§ INSTRUCTIONS FOR THE TASK: Determine which lines contain the word "text", then copy those lines.

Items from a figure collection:

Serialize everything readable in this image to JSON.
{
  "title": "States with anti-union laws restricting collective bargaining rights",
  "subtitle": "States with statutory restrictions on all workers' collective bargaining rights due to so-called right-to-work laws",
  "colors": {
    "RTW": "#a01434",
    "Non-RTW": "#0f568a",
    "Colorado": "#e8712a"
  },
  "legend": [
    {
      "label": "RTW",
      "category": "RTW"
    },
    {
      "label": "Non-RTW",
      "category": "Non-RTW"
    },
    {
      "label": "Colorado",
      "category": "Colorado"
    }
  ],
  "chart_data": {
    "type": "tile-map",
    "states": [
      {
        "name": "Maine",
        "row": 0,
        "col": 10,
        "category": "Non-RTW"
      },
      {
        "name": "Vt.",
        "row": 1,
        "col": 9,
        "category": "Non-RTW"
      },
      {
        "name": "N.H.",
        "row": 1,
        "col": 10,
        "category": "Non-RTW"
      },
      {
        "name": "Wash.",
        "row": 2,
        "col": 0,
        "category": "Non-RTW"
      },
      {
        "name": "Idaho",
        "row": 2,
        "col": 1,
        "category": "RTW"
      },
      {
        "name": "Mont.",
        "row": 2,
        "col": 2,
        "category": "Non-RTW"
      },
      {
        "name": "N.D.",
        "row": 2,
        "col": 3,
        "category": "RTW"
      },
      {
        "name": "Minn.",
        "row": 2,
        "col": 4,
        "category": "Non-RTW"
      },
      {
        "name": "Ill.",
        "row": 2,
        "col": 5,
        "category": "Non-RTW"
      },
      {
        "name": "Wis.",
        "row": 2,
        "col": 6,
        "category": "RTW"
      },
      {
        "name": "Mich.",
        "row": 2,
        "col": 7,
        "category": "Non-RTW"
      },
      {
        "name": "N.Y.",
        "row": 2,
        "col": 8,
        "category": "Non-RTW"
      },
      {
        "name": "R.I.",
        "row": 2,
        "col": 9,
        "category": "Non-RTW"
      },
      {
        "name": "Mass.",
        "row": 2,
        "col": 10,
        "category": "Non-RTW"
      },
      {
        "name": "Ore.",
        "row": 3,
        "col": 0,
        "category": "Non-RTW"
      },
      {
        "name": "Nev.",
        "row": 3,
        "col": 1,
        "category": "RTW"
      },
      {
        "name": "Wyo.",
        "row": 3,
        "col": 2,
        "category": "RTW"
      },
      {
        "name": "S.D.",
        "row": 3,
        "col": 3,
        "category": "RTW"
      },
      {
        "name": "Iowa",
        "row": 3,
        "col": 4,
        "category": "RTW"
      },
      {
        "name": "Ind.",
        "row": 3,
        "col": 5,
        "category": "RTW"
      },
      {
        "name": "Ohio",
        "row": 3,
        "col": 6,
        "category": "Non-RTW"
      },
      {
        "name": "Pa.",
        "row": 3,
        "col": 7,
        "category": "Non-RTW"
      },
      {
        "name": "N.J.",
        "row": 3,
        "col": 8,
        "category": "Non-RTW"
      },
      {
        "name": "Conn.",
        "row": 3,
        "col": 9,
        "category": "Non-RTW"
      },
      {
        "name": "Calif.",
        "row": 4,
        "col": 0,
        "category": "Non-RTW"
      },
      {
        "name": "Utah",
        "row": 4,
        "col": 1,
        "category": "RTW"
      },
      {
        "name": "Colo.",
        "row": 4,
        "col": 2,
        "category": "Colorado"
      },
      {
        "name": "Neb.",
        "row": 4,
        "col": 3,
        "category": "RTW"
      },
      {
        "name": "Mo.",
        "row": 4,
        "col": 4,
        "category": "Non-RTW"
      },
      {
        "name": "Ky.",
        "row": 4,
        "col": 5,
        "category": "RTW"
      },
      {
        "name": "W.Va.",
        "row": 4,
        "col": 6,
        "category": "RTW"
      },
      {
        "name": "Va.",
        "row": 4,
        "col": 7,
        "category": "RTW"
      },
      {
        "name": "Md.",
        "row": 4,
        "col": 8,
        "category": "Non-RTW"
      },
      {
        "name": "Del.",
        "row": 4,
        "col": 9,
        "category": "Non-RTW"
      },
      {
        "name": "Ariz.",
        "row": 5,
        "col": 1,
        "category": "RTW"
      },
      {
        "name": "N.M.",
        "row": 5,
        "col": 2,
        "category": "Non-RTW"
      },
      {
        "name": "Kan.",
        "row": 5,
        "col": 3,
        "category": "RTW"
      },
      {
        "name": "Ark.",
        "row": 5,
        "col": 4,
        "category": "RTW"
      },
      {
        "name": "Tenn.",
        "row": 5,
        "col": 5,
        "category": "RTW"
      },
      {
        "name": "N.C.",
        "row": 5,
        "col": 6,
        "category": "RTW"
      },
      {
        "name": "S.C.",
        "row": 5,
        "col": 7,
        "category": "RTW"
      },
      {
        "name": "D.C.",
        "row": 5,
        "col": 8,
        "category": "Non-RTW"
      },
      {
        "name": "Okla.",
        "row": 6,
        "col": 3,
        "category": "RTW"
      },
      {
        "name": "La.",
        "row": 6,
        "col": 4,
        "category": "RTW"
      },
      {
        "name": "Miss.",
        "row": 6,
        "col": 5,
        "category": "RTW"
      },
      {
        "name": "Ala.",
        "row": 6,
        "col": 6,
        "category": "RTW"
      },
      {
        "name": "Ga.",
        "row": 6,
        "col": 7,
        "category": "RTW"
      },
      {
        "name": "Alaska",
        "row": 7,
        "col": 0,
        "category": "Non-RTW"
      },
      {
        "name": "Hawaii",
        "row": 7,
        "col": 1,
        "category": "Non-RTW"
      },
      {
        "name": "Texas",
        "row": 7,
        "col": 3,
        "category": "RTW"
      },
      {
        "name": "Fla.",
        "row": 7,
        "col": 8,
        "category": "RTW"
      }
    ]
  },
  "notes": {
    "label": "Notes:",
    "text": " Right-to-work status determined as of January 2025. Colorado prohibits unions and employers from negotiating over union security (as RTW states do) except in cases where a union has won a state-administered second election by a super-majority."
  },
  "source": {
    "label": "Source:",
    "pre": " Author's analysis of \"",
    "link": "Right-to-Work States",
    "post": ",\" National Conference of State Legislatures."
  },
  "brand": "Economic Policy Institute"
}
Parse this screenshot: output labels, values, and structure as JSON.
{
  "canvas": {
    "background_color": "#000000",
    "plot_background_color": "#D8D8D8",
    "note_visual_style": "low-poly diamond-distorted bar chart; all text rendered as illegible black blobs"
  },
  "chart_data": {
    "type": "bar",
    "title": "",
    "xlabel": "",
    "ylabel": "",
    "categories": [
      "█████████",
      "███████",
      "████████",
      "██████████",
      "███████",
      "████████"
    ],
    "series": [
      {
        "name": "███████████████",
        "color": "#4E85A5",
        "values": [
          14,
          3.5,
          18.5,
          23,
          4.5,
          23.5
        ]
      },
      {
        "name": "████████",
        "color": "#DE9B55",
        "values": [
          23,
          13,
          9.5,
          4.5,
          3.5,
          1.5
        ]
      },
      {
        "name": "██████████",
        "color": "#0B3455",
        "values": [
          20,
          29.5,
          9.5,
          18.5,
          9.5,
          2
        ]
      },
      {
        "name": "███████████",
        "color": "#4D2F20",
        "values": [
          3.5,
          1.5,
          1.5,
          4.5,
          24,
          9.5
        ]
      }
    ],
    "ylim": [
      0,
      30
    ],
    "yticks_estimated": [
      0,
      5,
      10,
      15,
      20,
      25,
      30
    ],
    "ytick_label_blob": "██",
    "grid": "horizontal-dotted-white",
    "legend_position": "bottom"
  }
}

§ ANSWER:
    "text": " Right-to-work status determined as of January 2025. Colorado prohibits unions and employers from negotiating over union security (as RTW states do) except in cases where a union has won a state-administered second election by a super-majority."
    "note_visual_style": "low-poly diamond-distorted bar chart; all text rendered as illegible black blobs"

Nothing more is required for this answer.